## TASK PROMPT
Without the pictures, set down every line of the data exactly.

-- RECORDS FOR THE TASK start --

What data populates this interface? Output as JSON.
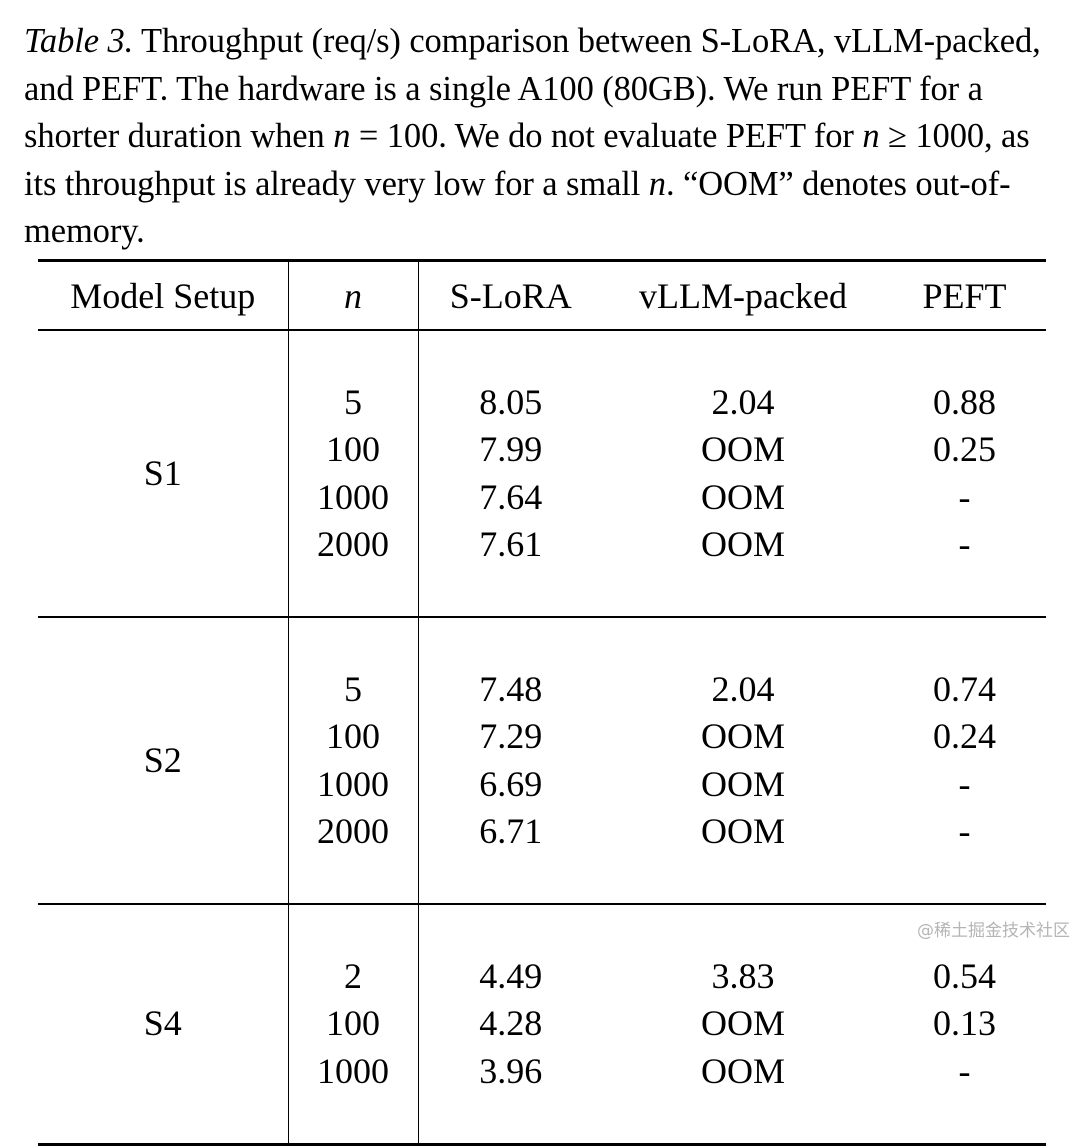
{
  "caption": {
    "label": "Table 3.",
    "text_1": " Throughput (req/s) comparison between S-LoRA, vLLM-packed, and PEFT. The hardware is a single A100 (80GB). We run PEFT for a shorter duration when ",
    "math_1_var": "n",
    "math_1_op": " = ",
    "math_1_val": "100",
    "text_2": ". We do not evaluate PEFT for ",
    "math_2_var": "n",
    "math_2_op": " ≥ ",
    "math_2_val": "1000",
    "text_3": ", as its throughput is already very low for a small ",
    "math_3_var": "n",
    "text_4": ". “OOM” denotes out-of-memory."
  },
  "table": {
    "headers": {
      "setup": "Model Setup",
      "n": "n",
      "slora": "S-LoRA",
      "vllm": "vLLM-packed",
      "peft": "PEFT"
    },
    "groups": [
      {
        "setup": "S1",
        "rows": [
          {
            "n": "5",
            "slora": "8.05",
            "vllm": "2.04",
            "peft": "0.88"
          },
          {
            "n": "100",
            "slora": "7.99",
            "vllm": "OOM",
            "peft": "0.25"
          },
          {
            "n": "1000",
            "slora": "7.64",
            "vllm": "OOM",
            "peft": "-"
          },
          {
            "n": "2000",
            "slora": "7.61",
            "vllm": "OOM",
            "peft": "-"
          }
        ]
      },
      {
        "setup": "S2",
        "rows": [
          {
            "n": "5",
            "slora": "7.48",
            "vllm": "2.04",
            "peft": "0.74"
          },
          {
            "n": "100",
            "slora": "7.29",
            "vllm": "OOM",
            "peft": "0.24"
          },
          {
            "n": "1000",
            "slora": "6.69",
            "vllm": "OOM",
            "peft": "-"
          },
          {
            "n": "2000",
            "slora": "6.71",
            "vllm": "OOM",
            "peft": "-"
          }
        ]
      },
      {
        "setup": "S4",
        "rows": [
          {
            "n": "2",
            "slora": "4.49",
            "vllm": "3.83",
            "peft": "0.54"
          },
          {
            "n": "100",
            "slora": "4.28",
            "vllm": "OOM",
            "peft": "0.13"
          },
          {
            "n": "1000",
            "slora": "3.96",
            "vllm": "OOM",
            "peft": "-"
          }
        ]
      }
    ]
  },
  "watermark": "@稀土掘金技术社区"
}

-- RECORDS FOR THE TASK end --

## FULL RESPONSE
What data populates this interface? Output as JSON.
{
  "caption": {
    "label": "Table 3.",
    "text_1": " Throughput (req/s) comparison between S-LoRA, vLLM-packed, and PEFT. The hardware is a single A100 (80GB). We run PEFT for a shorter duration when ",
    "math_1_var": "n",
    "math_1_op": " = ",
    "math_1_val": "100",
    "text_2": ". We do not evaluate PEFT for ",
    "math_2_var": "n",
    "math_2_op": " ≥ ",
    "math_2_val": "1000",
    "text_3": ", as its throughput is already very low for a small ",
    "math_3_var": "n",
    "text_4": ". “OOM” denotes out-of-memory."
  },
  "table": {
    "headers": {
      "setup": "Model Setup",
      "n": "n",
      "slora": "S-LoRA",
      "vllm": "vLLM-packed",
      "peft": "PEFT"
    },
    "groups": [
      {
        "setup": "S1",
        "rows": [
          {
            "n": "5",
            "slora": "8.05",
            "vllm": "2.04",
            "peft": "0.88"
          },
          {
            "n": "100",
            "slora": "7.99",
            "vllm": "OOM",
            "peft": "0.25"
          },
          {
            "n": "1000",
            "slora": "7.64",
            "vllm": "OOM",
            "peft": "-"
          },
          {
            "n": "2000",
            "slora": "7.61",
            "vllm": "OOM",
            "peft": "-"
          }
        ]
      },
      {
        "setup": "S2",
        "rows": [
          {
            "n": "5",
            "slora": "7.48",
            "vllm": "2.04",
            "peft": "0.74"
          },
          {
            "n": "100",
            "slora": "7.29",
            "vllm": "OOM",
            "peft": "0.24"
          },
          {
            "n": "1000",
            "slora": "6.69",
            "vllm": "OOM",
            "peft": "-"
          },
          {
            "n": "2000",
            "slora": "6.71",
            "vllm": "OOM",
            "peft": "-"
          }
        ]
      },
      {
        "setup": "S4",
        "rows": [
          {
            "n": "2",
            "slora": "4.49",
            "vllm": "3.83",
            "peft": "0.54"
          },
          {
            "n": "100",
            "slora": "4.28",
            "vllm": "OOM",
            "peft": "0.13"
          },
          {
            "n": "1000",
            "slora": "3.96",
            "vllm": "OOM",
            "peft": "-"
          }
        ]
      }
    ]
  },
  "watermark": "@稀土掘金技术社区"
}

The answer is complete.